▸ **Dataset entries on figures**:
━━━
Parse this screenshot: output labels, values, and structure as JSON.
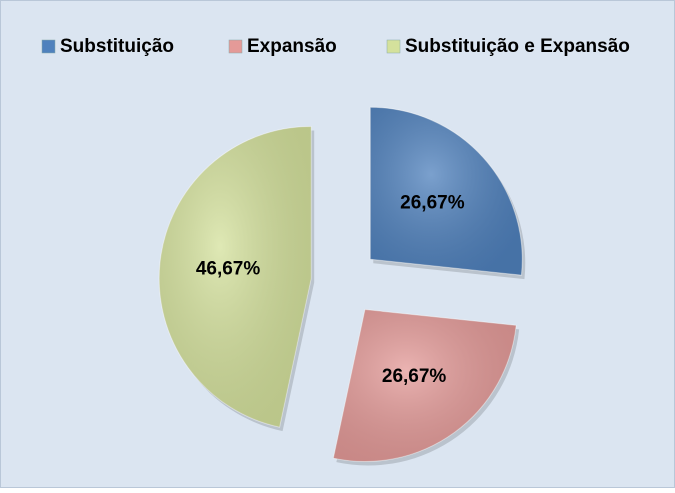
{
  "chart_data": {
    "type": "pie",
    "categories": [
      "Substituição",
      "Expansão",
      "Substituição e Expansão"
    ],
    "values": [
      26.67,
      26.67,
      46.67
    ],
    "value_labels": [
      "26,67%",
      "26,67%",
      "46,67%"
    ],
    "colors": [
      "#4f81bd",
      "#e49a98",
      "#d4e19c"
    ],
    "legend": "top"
  }
}
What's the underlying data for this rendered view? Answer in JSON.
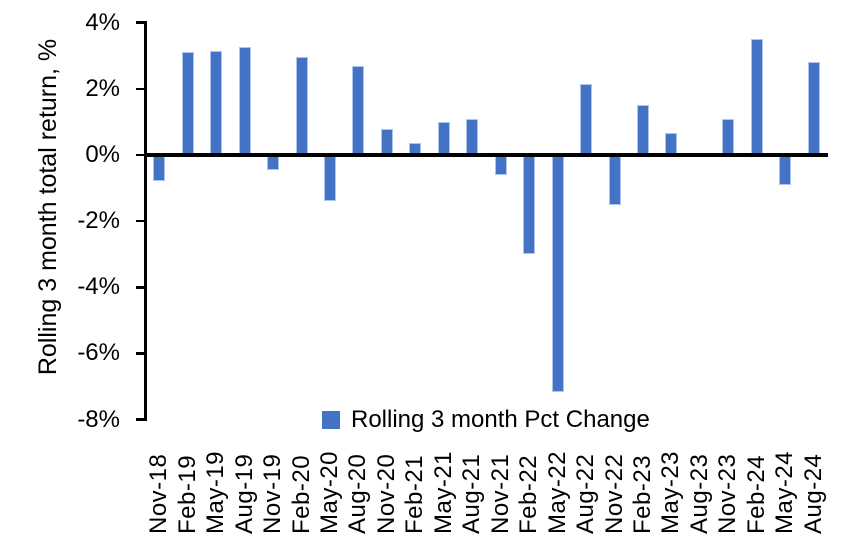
{
  "chart_data": {
    "type": "bar",
    "title": "",
    "xlabel": "",
    "ylabel": "Rolling 3 month total return, %",
    "ylim": [
      -8,
      4
    ],
    "ytick_values": [
      4,
      2,
      0,
      -2,
      -4,
      -6,
      -8
    ],
    "ytick_labels": [
      "4%",
      "2%",
      "0%",
      "-2%",
      "-4%",
      "-6%",
      "-8%"
    ],
    "grid": false,
    "legend_position": "inside-bottom-center",
    "categories": [
      "Nov-18",
      "Feb-19",
      "May-19",
      "Aug-19",
      "Nov-19",
      "Feb-20",
      "May-20",
      "Aug-20",
      "Nov-20",
      "Feb-21",
      "May-21",
      "Aug-21",
      "Nov-21",
      "Feb-22",
      "May-22",
      "Aug-22",
      "Nov-22",
      "Feb-23",
      "May-23",
      "Aug-23",
      "Nov-23",
      "Feb-24",
      "May-24",
      "Aug-24"
    ],
    "series": [
      {
        "name": "Rolling 3 month Pct Change",
        "values": [
          -0.8,
          3.1,
          3.15,
          3.25,
          -0.45,
          2.95,
          -1.4,
          2.7,
          0.8,
          0.35,
          1.0,
          1.1,
          -0.6,
          -3.0,
          -7.15,
          2.15,
          -1.5,
          1.5,
          0.65,
          0.0,
          1.1,
          3.5,
          -0.9,
          2.8
        ]
      }
    ],
    "colors": {
      "bar_fill": "#4472C4",
      "bar_border": "#adc6ee",
      "axis": "#000000",
      "text": "#000000",
      "background": "#ffffff"
    }
  }
}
━━━
▸ **Given instruction**:
Set the pictures aside and transcribe the data above exactly.

▸ **Task result**:
Parse this screenshot: output labels, values, and structure as JSON.
{
  "chart_data": {
    "type": "pie",
    "categories": [
      "Substituição",
      "Expansão",
      "Substituição e Expansão"
    ],
    "values": [
      26.67,
      26.67,
      46.67
    ],
    "value_labels": [
      "26,67%",
      "26,67%",
      "46,67%"
    ],
    "colors": [
      "#4f81bd",
      "#e49a98",
      "#d4e19c"
    ],
    "legend": "top"
  }
}
What's the underlying data for this rendered view? Answer in JSON.
{
  "chart_data": {
    "type": "bar",
    "title": "",
    "xlabel": "",
    "ylabel": "Rolling 3 month total return, %",
    "ylim": [
      -8,
      4
    ],
    "ytick_values": [
      4,
      2,
      0,
      -2,
      -4,
      -6,
      -8
    ],
    "ytick_labels": [
      "4%",
      "2%",
      "0%",
      "-2%",
      "-4%",
      "-6%",
      "-8%"
    ],
    "grid": false,
    "legend_position": "inside-bottom-center",
    "categories": [
      "Nov-18",
      "Feb-19",
      "May-19",
      "Aug-19",
      "Nov-19",
      "Feb-20",
      "May-20",
      "Aug-20",
      "Nov-20",
      "Feb-21",
      "May-21",
      "Aug-21",
      "Nov-21",
      "Feb-22",
      "May-22",
      "Aug-22",
      "Nov-22",
      "Feb-23",
      "May-23",
      "Aug-23",
      "Nov-23",
      "Feb-24",
      "May-24",
      "Aug-24"
    ],
    "series": [
      {
        "name": "Rolling 3 month Pct Change",
        "values": [
          -0.8,
          3.1,
          3.15,
          3.25,
          -0.45,
          2.95,
          -1.4,
          2.7,
          0.8,
          0.35,
          1.0,
          1.1,
          -0.6,
          -3.0,
          -7.15,
          2.15,
          -1.5,
          1.5,
          0.65,
          0.0,
          1.1,
          3.5,
          -0.9,
          2.8
        ]
      }
    ],
    "colors": {
      "bar_fill": "#4472C4",
      "bar_border": "#adc6ee",
      "axis": "#000000",
      "text": "#000000",
      "background": "#ffffff"
    }
  }
}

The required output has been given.